*YOUR TASK*
Pictures are not part of the copy; repeat everything else in the records exactly.

*SOURCE DATA*
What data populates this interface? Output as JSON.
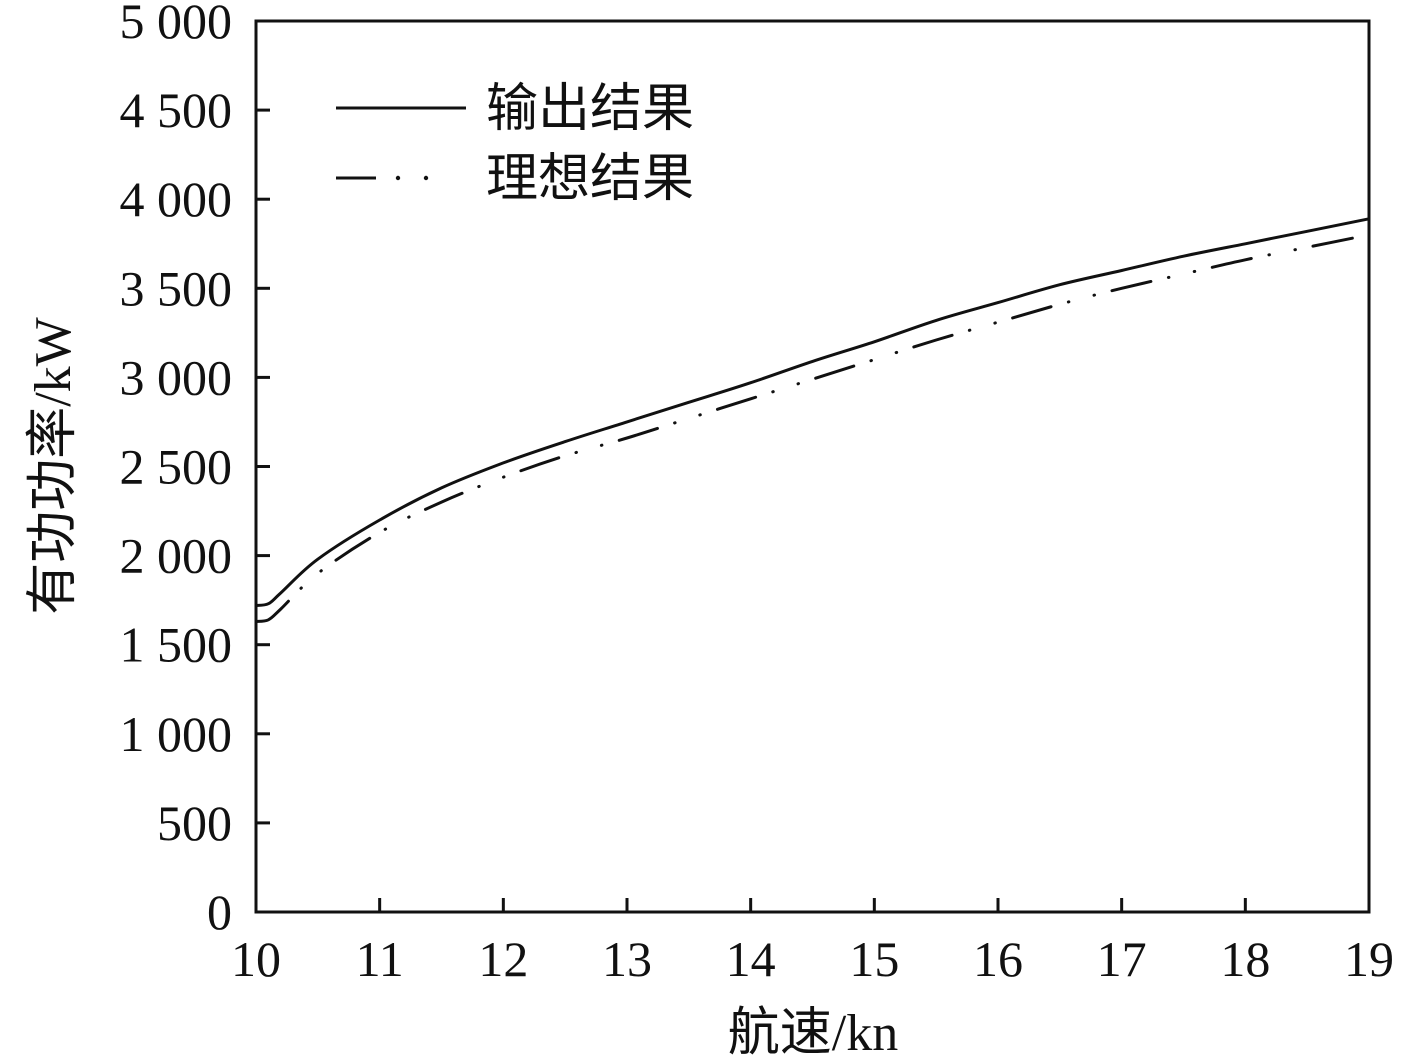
{
  "chart_data": {
    "type": "line",
    "title": "",
    "xlabel": "航速/kn",
    "ylabel": "有功功率/kW",
    "xlim": [
      10,
      19
    ],
    "ylim": [
      0,
      5000
    ],
    "x_ticks": [
      10,
      11,
      12,
      13,
      14,
      15,
      16,
      17,
      18,
      19
    ],
    "y_ticks": [
      0,
      500,
      1000,
      1500,
      2000,
      2500,
      3000,
      3500,
      4000,
      4500,
      5000
    ],
    "x_tick_labels": [
      "10",
      "11",
      "12",
      "13",
      "14",
      "15",
      "16",
      "17",
      "18",
      "19"
    ],
    "y_tick_labels": [
      "0",
      "500",
      "1 000",
      "1 500",
      "2 000",
      "2 500",
      "3 000",
      "3 500",
      "4 000",
      "4 500",
      "5 000"
    ],
    "grid": false,
    "legend_position": "top-left",
    "series": [
      {
        "name": "输出结果",
        "style": "solid",
        "color": "#111111",
        "x": [
          10.0,
          10.1,
          10.2,
          10.5,
          11.0,
          11.5,
          12.0,
          12.5,
          13.0,
          13.5,
          14.0,
          14.5,
          15.0,
          15.5,
          16.0,
          16.5,
          17.0,
          17.5,
          18.0,
          18.5,
          19.0
        ],
        "y": [
          1720,
          1730,
          1790,
          1980,
          2200,
          2380,
          2520,
          2640,
          2750,
          2860,
          2970,
          3090,
          3200,
          3320,
          3420,
          3520,
          3600,
          3680,
          3750,
          3820,
          3890
        ]
      },
      {
        "name": "理想结果",
        "style": "dash-dot-dot",
        "color": "#111111",
        "x": [
          10.0,
          10.1,
          10.2,
          10.5,
          11.0,
          11.5,
          12.0,
          12.5,
          13.0,
          13.5,
          14.0,
          14.5,
          15.0,
          15.5,
          16.0,
          16.5,
          17.0,
          17.5,
          18.0,
          18.5,
          19.0
        ],
        "y": [
          1630,
          1640,
          1700,
          1900,
          2130,
          2300,
          2440,
          2560,
          2660,
          2770,
          2880,
          2990,
          3100,
          3210,
          3310,
          3410,
          3500,
          3580,
          3660,
          3730,
          3800
        ]
      }
    ]
  }
}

*EXPECTED ANSWER*
What data populates this interface? Output as JSON.
{
  "chart_data": {
    "type": "line",
    "title": "",
    "xlabel": "航速/kn",
    "ylabel": "有功功率/kW",
    "xlim": [
      10,
      19
    ],
    "ylim": [
      0,
      5000
    ],
    "x_ticks": [
      10,
      11,
      12,
      13,
      14,
      15,
      16,
      17,
      18,
      19
    ],
    "y_ticks": [
      0,
      500,
      1000,
      1500,
      2000,
      2500,
      3000,
      3500,
      4000,
      4500,
      5000
    ],
    "x_tick_labels": [
      "10",
      "11",
      "12",
      "13",
      "14",
      "15",
      "16",
      "17",
      "18",
      "19"
    ],
    "y_tick_labels": [
      "0",
      "500",
      "1 000",
      "1 500",
      "2 000",
      "2 500",
      "3 000",
      "3 500",
      "4 000",
      "4 500",
      "5 000"
    ],
    "grid": false,
    "legend_position": "top-left",
    "series": [
      {
        "name": "输出结果",
        "style": "solid",
        "color": "#111111",
        "x": [
          10.0,
          10.1,
          10.2,
          10.5,
          11.0,
          11.5,
          12.0,
          12.5,
          13.0,
          13.5,
          14.0,
          14.5,
          15.0,
          15.5,
          16.0,
          16.5,
          17.0,
          17.5,
          18.0,
          18.5,
          19.0
        ],
        "y": [
          1720,
          1730,
          1790,
          1980,
          2200,
          2380,
          2520,
          2640,
          2750,
          2860,
          2970,
          3090,
          3200,
          3320,
          3420,
          3520,
          3600,
          3680,
          3750,
          3820,
          3890
        ]
      },
      {
        "name": "理想结果",
        "style": "dash-dot-dot",
        "color": "#111111",
        "x": [
          10.0,
          10.1,
          10.2,
          10.5,
          11.0,
          11.5,
          12.0,
          12.5,
          13.0,
          13.5,
          14.0,
          14.5,
          15.0,
          15.5,
          16.0,
          16.5,
          17.0,
          17.5,
          18.0,
          18.5,
          19.0
        ],
        "y": [
          1630,
          1640,
          1700,
          1900,
          2130,
          2300,
          2440,
          2560,
          2660,
          2770,
          2880,
          2990,
          3100,
          3210,
          3310,
          3410,
          3500,
          3580,
          3660,
          3730,
          3800
        ]
      }
    ]
  }
}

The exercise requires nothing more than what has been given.